### Task requirements:
Show every line where "this" occurs.

Dataset records:
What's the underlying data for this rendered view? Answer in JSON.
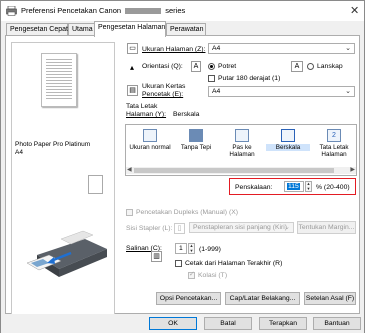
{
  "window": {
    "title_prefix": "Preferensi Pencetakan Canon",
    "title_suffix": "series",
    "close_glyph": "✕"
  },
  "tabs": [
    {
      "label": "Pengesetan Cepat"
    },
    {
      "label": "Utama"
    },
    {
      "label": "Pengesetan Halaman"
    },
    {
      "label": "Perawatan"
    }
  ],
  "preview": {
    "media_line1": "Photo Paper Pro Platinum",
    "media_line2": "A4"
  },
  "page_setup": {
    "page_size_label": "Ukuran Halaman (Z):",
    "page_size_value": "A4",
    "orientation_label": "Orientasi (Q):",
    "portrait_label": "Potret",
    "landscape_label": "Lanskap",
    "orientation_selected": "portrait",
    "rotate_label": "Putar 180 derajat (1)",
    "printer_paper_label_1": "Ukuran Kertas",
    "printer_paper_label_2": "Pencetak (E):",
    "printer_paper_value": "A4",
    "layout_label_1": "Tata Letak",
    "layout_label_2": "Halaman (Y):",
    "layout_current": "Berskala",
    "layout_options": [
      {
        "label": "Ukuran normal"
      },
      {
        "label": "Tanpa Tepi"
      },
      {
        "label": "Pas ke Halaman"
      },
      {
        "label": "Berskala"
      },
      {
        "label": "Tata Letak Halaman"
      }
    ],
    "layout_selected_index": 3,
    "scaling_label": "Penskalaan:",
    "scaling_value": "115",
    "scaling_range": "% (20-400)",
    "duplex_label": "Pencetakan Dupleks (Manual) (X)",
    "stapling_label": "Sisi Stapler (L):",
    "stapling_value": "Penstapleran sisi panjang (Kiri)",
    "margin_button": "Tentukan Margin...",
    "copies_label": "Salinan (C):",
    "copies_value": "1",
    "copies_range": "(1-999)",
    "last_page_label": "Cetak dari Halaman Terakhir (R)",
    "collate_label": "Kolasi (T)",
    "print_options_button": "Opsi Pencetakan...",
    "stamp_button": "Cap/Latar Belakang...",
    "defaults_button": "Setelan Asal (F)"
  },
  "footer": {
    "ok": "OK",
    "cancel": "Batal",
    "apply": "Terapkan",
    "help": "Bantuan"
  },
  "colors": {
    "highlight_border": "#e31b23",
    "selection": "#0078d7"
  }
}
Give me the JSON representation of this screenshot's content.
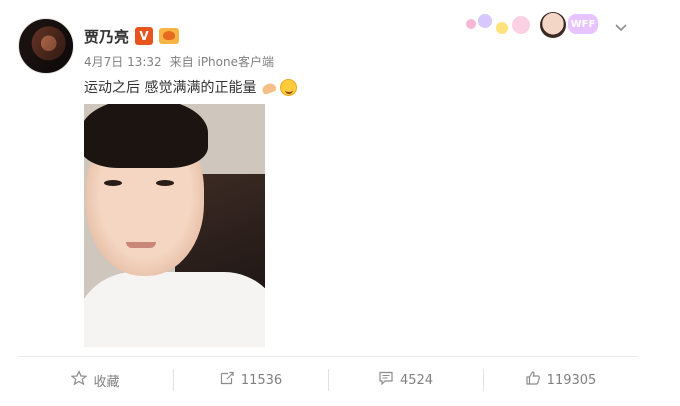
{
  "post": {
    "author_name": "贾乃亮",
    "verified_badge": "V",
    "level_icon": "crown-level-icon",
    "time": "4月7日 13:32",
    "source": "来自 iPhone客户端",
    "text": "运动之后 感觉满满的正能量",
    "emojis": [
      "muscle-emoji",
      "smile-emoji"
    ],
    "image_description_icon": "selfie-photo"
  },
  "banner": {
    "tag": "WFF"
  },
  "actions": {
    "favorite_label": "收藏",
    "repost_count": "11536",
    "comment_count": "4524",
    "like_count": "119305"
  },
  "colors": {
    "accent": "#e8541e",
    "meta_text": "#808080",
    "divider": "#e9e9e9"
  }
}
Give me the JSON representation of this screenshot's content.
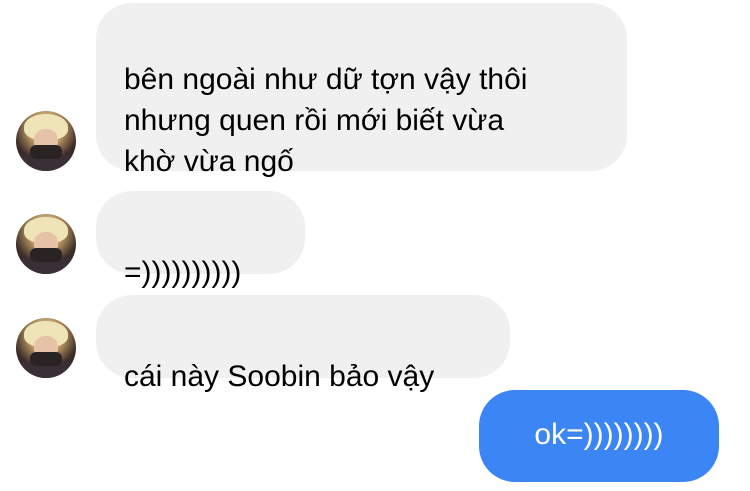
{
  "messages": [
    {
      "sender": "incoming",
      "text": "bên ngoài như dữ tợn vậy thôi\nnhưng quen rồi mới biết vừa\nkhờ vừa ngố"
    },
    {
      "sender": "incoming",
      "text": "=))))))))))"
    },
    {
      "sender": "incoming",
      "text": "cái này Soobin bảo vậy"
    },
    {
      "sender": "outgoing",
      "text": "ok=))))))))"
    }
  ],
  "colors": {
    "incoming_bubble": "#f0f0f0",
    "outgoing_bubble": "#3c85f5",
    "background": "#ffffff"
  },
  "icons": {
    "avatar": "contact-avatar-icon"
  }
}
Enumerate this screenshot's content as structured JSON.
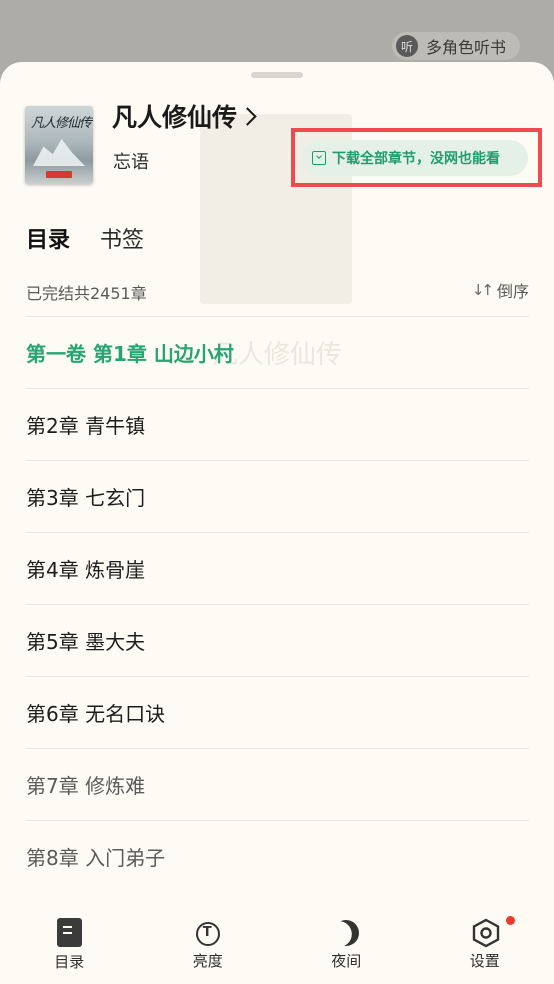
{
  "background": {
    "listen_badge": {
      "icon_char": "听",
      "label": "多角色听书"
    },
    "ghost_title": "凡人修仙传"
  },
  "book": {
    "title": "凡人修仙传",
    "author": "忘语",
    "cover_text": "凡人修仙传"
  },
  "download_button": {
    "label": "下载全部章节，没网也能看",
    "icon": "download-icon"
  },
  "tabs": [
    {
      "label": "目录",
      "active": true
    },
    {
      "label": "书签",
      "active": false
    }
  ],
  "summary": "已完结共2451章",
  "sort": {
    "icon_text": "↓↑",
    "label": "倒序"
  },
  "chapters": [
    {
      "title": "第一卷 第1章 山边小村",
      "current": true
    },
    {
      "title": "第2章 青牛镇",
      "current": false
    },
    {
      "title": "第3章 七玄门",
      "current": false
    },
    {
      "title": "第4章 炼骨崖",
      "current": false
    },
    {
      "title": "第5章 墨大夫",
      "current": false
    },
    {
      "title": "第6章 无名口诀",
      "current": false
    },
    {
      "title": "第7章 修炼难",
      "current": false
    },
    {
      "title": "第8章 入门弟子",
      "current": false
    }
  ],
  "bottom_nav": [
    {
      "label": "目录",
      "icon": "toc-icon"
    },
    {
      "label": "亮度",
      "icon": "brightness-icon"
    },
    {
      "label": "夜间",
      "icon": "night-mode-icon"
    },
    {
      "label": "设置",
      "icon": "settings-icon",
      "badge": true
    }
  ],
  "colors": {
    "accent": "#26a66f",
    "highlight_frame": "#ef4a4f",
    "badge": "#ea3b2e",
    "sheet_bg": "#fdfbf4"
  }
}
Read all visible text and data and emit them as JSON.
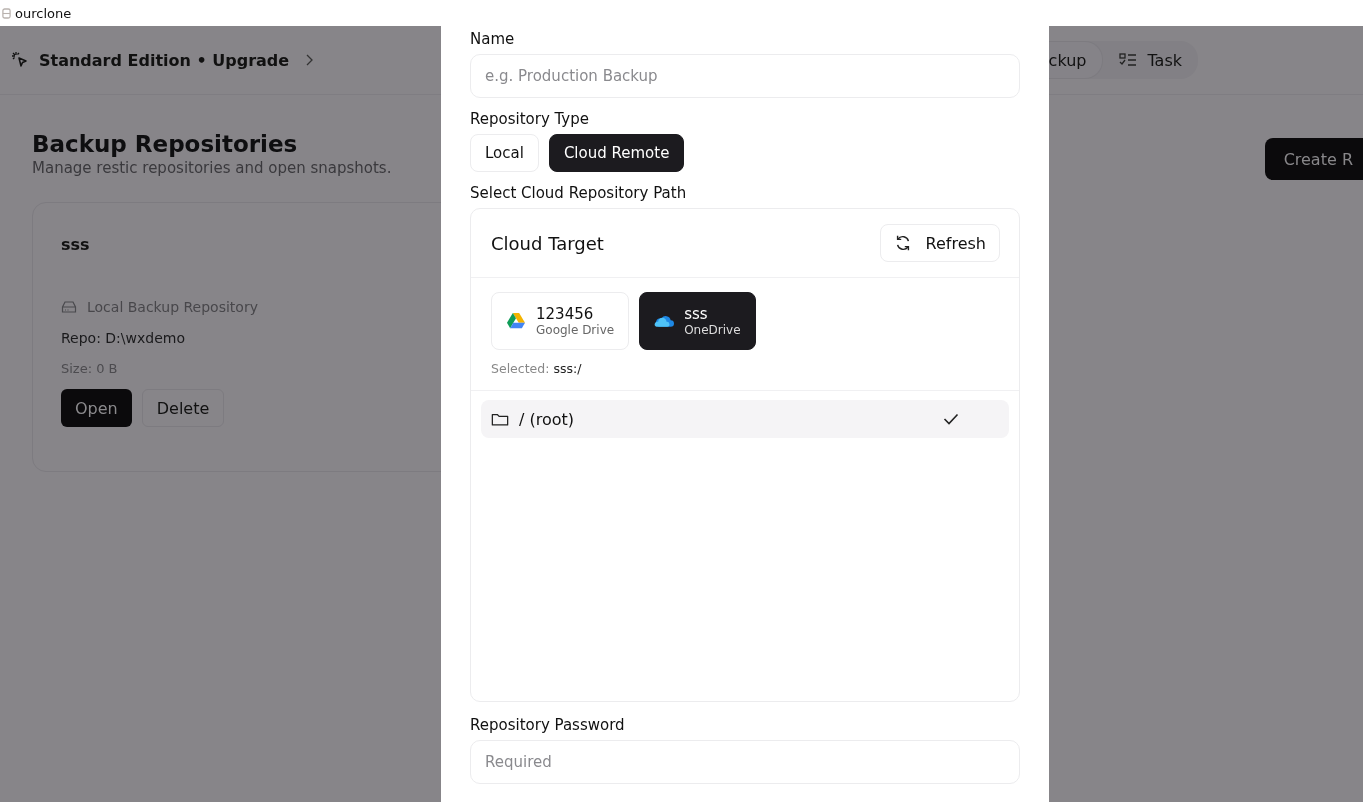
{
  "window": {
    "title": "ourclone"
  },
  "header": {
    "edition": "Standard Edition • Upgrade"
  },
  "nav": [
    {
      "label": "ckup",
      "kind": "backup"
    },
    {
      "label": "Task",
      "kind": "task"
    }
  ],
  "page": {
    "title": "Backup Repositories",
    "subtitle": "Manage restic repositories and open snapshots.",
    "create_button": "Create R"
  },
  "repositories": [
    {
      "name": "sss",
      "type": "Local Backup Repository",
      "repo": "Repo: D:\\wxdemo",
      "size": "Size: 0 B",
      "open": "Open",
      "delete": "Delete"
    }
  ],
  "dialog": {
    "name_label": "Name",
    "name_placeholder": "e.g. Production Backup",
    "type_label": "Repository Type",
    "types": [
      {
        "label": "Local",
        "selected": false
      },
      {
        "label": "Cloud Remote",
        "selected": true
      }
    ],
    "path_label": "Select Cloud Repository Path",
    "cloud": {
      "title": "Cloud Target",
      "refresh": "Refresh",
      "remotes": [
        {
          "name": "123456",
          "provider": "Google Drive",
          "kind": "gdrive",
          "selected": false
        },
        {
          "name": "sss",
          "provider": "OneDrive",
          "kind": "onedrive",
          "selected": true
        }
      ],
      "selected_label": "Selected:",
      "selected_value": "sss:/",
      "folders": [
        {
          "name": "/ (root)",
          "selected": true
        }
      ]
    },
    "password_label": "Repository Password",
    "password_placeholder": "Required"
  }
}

### Written response:
What's the underlying data for this rendered view? Answer in JSON.
Give me the JSON representation of this screenshot's content.
Give me the JSON representation of this screenshot's content.
Enumerate this screenshot's content as structured JSON.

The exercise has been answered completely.